*WHAT YOU NEED TO DO:* Extract every line of the material that holds the string "unique".

*** DATA RECORDS

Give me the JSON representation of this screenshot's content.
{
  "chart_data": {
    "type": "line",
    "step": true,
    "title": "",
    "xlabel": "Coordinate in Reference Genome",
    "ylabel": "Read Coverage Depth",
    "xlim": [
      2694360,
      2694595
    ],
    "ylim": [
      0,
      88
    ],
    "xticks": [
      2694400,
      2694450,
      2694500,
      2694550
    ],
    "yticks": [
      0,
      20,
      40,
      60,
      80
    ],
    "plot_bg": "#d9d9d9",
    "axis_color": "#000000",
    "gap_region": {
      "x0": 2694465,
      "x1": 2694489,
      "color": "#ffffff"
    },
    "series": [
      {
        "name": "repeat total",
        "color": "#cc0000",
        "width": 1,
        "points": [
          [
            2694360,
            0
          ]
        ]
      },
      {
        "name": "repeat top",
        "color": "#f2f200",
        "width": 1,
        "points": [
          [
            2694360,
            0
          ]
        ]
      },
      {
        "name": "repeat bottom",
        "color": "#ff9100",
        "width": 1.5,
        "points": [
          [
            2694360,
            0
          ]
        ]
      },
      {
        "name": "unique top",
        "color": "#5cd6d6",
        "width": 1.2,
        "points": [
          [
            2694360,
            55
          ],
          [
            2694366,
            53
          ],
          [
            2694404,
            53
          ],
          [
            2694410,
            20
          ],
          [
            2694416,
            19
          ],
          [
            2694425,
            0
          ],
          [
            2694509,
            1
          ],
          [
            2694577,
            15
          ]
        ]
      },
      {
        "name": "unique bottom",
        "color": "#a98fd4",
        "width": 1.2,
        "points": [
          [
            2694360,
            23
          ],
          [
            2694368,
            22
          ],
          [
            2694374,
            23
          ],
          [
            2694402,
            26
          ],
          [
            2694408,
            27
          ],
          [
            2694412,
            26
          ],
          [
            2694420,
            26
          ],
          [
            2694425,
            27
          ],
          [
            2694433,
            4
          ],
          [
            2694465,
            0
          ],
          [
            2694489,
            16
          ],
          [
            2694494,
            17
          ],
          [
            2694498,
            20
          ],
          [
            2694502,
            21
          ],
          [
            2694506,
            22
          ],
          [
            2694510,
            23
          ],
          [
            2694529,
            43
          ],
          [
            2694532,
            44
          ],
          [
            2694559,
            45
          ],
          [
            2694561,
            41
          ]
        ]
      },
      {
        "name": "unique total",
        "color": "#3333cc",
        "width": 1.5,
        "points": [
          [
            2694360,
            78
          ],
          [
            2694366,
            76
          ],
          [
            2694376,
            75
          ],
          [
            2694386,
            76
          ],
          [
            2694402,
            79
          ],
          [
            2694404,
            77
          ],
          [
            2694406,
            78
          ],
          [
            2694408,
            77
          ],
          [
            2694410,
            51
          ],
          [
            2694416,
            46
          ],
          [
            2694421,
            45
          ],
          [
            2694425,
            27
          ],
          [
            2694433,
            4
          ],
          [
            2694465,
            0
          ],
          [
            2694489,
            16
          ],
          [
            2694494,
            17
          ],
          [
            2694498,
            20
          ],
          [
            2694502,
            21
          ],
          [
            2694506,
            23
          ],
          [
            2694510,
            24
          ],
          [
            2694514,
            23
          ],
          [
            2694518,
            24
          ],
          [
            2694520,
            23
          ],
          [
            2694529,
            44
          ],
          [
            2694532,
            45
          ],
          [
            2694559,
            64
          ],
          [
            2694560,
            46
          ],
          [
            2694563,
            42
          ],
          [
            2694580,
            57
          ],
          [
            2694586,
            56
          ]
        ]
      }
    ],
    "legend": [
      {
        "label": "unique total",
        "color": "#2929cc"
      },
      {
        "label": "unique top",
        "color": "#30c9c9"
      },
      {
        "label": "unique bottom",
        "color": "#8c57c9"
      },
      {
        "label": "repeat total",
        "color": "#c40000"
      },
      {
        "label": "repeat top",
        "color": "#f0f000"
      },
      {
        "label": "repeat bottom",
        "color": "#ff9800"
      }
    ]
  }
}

******

*ANSWER BOX:*
        "name": "unique top",
        "name": "unique bottom",
        "name": "unique total",
        "label": "unique total",
        "label": "unique top",
        "label": "unique bottom",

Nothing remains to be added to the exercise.